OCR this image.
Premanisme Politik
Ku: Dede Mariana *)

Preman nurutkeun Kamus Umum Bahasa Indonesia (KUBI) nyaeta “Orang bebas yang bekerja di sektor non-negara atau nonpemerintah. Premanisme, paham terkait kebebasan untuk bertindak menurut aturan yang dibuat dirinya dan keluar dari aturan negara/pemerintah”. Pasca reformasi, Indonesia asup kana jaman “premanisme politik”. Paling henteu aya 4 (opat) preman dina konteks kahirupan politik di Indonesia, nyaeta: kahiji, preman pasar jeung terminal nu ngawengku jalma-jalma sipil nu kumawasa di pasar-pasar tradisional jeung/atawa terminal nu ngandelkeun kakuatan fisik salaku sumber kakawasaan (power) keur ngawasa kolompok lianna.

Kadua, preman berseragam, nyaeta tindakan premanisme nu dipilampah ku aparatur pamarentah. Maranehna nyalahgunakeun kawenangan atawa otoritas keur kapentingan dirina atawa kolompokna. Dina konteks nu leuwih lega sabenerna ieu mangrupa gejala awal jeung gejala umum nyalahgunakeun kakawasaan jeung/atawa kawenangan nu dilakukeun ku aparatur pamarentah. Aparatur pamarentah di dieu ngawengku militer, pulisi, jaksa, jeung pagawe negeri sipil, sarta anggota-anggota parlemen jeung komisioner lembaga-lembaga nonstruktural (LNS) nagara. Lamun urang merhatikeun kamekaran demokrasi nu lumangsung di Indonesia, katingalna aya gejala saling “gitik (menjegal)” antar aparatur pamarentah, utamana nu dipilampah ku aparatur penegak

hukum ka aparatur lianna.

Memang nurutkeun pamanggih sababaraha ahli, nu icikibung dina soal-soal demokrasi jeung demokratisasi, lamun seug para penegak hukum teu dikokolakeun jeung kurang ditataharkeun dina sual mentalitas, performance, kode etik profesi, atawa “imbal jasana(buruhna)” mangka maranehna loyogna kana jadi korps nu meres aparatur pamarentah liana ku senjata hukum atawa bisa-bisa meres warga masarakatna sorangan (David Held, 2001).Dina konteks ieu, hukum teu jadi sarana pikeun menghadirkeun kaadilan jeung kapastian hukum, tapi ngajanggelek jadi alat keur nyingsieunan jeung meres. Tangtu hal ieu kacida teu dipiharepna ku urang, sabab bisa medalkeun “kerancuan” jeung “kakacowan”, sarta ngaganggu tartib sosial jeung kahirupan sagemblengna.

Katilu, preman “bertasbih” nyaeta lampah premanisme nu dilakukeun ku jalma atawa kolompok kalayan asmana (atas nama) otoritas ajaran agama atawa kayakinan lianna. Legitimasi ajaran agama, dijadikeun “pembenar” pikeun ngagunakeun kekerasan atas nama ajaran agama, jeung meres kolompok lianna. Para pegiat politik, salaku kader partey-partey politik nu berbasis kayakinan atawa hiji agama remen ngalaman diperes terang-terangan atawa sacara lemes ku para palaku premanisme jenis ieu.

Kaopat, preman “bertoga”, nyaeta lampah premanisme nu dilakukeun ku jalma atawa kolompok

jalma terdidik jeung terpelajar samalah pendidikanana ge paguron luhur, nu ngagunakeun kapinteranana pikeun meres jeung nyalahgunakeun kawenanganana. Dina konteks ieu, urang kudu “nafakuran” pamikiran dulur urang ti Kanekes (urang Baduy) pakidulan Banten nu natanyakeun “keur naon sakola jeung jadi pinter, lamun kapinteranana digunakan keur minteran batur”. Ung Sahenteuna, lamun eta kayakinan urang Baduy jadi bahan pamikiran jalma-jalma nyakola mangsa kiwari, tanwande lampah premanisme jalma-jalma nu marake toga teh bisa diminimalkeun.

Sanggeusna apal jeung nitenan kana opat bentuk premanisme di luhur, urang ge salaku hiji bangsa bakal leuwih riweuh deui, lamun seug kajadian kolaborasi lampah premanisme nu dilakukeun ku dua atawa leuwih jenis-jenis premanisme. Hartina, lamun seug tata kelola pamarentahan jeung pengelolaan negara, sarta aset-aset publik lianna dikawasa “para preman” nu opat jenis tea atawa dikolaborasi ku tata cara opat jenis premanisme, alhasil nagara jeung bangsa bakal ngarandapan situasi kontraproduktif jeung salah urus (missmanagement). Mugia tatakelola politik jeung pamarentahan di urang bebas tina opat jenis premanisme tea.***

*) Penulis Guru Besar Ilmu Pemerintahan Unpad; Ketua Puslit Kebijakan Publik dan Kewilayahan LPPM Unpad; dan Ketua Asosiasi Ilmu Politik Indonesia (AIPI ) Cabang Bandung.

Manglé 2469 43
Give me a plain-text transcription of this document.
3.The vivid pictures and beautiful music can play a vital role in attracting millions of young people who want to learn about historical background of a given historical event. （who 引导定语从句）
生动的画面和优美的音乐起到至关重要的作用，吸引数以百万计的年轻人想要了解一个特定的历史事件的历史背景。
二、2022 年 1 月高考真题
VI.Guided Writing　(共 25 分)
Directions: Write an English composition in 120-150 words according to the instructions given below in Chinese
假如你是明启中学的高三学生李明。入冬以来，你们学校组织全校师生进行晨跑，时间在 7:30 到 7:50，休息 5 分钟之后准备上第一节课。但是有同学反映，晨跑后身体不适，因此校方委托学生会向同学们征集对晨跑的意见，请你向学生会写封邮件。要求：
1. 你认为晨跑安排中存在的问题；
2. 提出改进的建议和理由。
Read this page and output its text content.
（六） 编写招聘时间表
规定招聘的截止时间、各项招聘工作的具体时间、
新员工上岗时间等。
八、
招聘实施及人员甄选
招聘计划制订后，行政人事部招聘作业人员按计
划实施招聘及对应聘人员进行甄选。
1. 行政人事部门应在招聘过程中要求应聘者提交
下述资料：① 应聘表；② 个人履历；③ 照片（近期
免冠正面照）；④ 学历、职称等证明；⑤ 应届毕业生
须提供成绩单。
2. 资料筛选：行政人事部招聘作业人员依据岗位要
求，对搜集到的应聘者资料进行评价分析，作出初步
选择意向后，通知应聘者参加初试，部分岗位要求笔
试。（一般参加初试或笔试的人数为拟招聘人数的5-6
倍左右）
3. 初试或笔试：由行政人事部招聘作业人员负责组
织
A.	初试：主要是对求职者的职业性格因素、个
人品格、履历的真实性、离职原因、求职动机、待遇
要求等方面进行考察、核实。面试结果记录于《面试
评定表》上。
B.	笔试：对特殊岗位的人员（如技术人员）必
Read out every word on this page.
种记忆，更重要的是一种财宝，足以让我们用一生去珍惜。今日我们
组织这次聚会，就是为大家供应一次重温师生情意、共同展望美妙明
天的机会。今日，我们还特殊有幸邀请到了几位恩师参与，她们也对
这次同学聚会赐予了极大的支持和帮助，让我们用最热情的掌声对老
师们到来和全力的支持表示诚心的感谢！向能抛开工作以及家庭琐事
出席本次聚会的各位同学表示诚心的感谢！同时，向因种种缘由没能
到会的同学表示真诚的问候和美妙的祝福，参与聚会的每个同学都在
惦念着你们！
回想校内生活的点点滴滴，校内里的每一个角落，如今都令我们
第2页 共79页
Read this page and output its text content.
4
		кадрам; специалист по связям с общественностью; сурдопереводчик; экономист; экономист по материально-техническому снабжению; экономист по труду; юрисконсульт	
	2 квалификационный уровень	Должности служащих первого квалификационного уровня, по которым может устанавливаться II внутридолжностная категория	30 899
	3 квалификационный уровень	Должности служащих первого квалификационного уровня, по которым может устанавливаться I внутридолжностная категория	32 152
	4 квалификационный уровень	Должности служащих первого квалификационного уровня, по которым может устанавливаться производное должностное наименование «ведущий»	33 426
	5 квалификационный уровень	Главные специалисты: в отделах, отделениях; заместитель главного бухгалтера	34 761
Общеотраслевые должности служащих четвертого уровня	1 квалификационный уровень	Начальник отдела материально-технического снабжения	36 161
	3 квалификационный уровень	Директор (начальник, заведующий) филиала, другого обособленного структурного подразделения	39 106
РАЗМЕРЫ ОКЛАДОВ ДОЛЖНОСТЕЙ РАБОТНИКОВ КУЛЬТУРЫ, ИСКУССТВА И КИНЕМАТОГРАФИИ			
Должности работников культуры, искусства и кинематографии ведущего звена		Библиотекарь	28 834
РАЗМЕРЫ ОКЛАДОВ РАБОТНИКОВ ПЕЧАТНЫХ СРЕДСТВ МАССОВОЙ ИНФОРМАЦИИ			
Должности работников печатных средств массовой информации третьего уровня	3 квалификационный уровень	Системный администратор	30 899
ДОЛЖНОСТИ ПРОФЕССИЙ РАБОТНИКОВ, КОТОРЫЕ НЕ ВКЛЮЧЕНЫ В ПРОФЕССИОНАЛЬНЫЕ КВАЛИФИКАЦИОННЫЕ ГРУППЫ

◆ **TO BE DONE**:
Repeat, without change, each line of the data above from the one that contains "Read out every word on this page." through the final line, counting both.

◆ **WRITTEN REPLY**:
Read out every word on this page.
种记忆，更重要的是一种财宝，足以让我们用一生去珍惜。今日我们
组织这次聚会，就是为大家供应一次重温师生情意、共同展望美妙明
天的机会。今日，我们还特殊有幸邀请到了几位恩师参与，她们也对
这次同学聚会赐予了极大的支持和帮助，让我们用最热情的掌声对老
师们到来和全力的支持表示诚心的感谢！向能抛开工作以及家庭琐事
出席本次聚会的各位同学表示诚心的感谢！同时，向因种种缘由没能
到会的同学表示真诚的问候和美妙的祝福，参与聚会的每个同学都在
惦念着你们！
回想校内生活的点点滴滴，校内里的每一个角落，如今都令我们
第2页 共79页
Read this page and output its text content.
4
		кадрам; специалист по связям с общественностью; сурдопереводчик; экономист; экономист по материально-техническому снабжению; экономист по труду; юрисконсульт	
	2 квалификационный уровень	Должности служащих первого квалификационного уровня, по которым может устанавливаться II внутридолжностная категория	30 899
	3 квалификационный уровень	Должности служащих первого квалификационного уровня, по которым может устанавливаться I внутридолжностная категория	32 152
	4 квалификационный уровень	Должности служащих первого квалификационного уровня, по которым может устанавливаться производное должностное наименование «ведущий»	33 426
	5 квалификационный уровень	Главные специалисты: в отделах, отделениях; заместитель главного бухгалтера	34 761
Общеотраслевые должности служащих четвертого уровня	1 квалификационный уровень	Начальник отдела материально-технического снабжения	36 161
	3 квалификационный уровень	Директор (начальник, заведующий) филиала, другого обособленного структурного подразделения	39 106
РАЗМЕРЫ ОКЛАДОВ ДОЛЖНОСТЕЙ РАБОТНИКОВ КУЛЬТУРЫ, ИСКУССТВА И КИНЕМАТОГРАФИИ			
Должности работников культуры, искусства и кинематографии ведущего звена		Библиотекарь	28 834
РАЗМЕРЫ ОКЛАДОВ РАБОТНИКОВ ПЕЧАТНЫХ СРЕДСТВ МАССОВОЙ ИНФОРМАЦИИ			
Должности работников печатных средств массовой информации третьего уровня	3 квалификационный уровень	Системный администратор	30 899
ДОЛЖНОСТИ ПРОФЕССИЙ РАБОТНИКОВ, КОТОРЫЕ НЕ ВКЛЮЧЕНЫ В ПРОФЕССИОНАЛЬНЫЕ КВАЛИФИКАЦИОННЫЕ ГРУППЫ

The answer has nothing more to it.